[START OF SOURCE DATA]
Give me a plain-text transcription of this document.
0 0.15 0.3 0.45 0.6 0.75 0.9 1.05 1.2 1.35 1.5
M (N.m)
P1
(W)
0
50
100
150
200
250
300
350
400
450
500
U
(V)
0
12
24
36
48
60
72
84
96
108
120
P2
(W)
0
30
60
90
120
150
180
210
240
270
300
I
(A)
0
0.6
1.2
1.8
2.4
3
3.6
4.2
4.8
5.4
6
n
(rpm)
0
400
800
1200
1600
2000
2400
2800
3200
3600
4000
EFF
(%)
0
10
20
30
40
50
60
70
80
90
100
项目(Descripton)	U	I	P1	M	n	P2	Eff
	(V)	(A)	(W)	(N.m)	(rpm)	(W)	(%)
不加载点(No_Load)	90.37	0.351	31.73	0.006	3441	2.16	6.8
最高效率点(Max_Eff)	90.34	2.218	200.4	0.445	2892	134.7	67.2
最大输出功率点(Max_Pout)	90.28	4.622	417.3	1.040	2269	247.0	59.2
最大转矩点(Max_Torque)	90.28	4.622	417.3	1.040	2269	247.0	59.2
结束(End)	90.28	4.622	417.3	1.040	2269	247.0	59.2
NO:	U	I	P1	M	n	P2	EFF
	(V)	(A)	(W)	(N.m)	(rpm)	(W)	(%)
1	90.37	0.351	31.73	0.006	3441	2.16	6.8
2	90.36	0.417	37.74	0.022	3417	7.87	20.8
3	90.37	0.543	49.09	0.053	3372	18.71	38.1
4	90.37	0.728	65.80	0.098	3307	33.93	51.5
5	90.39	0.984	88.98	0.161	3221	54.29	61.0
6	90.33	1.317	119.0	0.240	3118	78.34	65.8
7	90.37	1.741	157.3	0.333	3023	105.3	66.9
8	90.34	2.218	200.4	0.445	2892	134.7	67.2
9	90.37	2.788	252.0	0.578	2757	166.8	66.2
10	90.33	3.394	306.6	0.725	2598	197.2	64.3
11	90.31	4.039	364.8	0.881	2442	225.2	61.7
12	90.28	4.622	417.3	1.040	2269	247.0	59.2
[END OF SOURCE DATA]
*TASK REQUIREMENTS*
Repeat the whole listing exactly, keeping every line intact.

*RESPONSE*
Give me a plain-text transcription of this document.
0 0.15 0.3 0.45 0.6 0.75 0.9 1.05 1.2 1.35 1.5
M (N.m)
P1
(W)
0
50
100
150
200
250
300
350
400
450
500
U
(V)
0
12
24
36
48
60
72
84
96
108
120
P2
(W)
0
30
60
90
120
150
180
210
240
270
300
I
(A)
0
0.6
1.2
1.8
2.4
3
3.6
4.2
4.8
5.4
6
n
(rpm)
0
400
800
1200
1600
2000
2400
2800
3200
3600
4000
EFF
(%)
0
10
20
30
40
50
60
70
80
90
100
项目(Descripton)	U	I	P1	M	n	P2	Eff
	(V)	(A)	(W)	(N.m)	(rpm)	(W)	(%)
不加载点(No_Load)	90.37	0.351	31.73	0.006	3441	2.16	6.8
最高效率点(Max_Eff)	90.34	2.218	200.4	0.445	2892	134.7	67.2
最大输出功率点(Max_Pout)	90.28	4.622	417.3	1.040	2269	247.0	59.2
最大转矩点(Max_Torque)	90.28	4.622	417.3	1.040	2269	247.0	59.2
结束(End)	90.28	4.622	417.3	1.040	2269	247.0	59.2
NO:	U	I	P1	M	n	P2	EFF
	(V)	(A)	(W)	(N.m)	(rpm)	(W)	(%)
1	90.37	0.351	31.73	0.006	3441	2.16	6.8
2	90.36	0.417	37.74	0.022	3417	7.87	20.8
3	90.37	0.543	49.09	0.053	3372	18.71	38.1
4	90.37	0.728	65.80	0.098	3307	33.93	51.5
5	90.39	0.984	88.98	0.161	3221	54.29	61.0
6	90.33	1.317	119.0	0.240	3118	78.34	65.8
7	90.37	1.741	157.3	0.333	3023	105.3	66.9
8	90.34	2.218	200.4	0.445	2892	134.7	67.2
9	90.37	2.788	252.0	0.578	2757	166.8	66.2
10	90.33	3.394	306.6	0.725	2598	197.2	64.3
11	90.31	4.039	364.8	0.881	2442	225.2	61.7
12	90.28	4.622	417.3	1.040	2269	247.0	59.2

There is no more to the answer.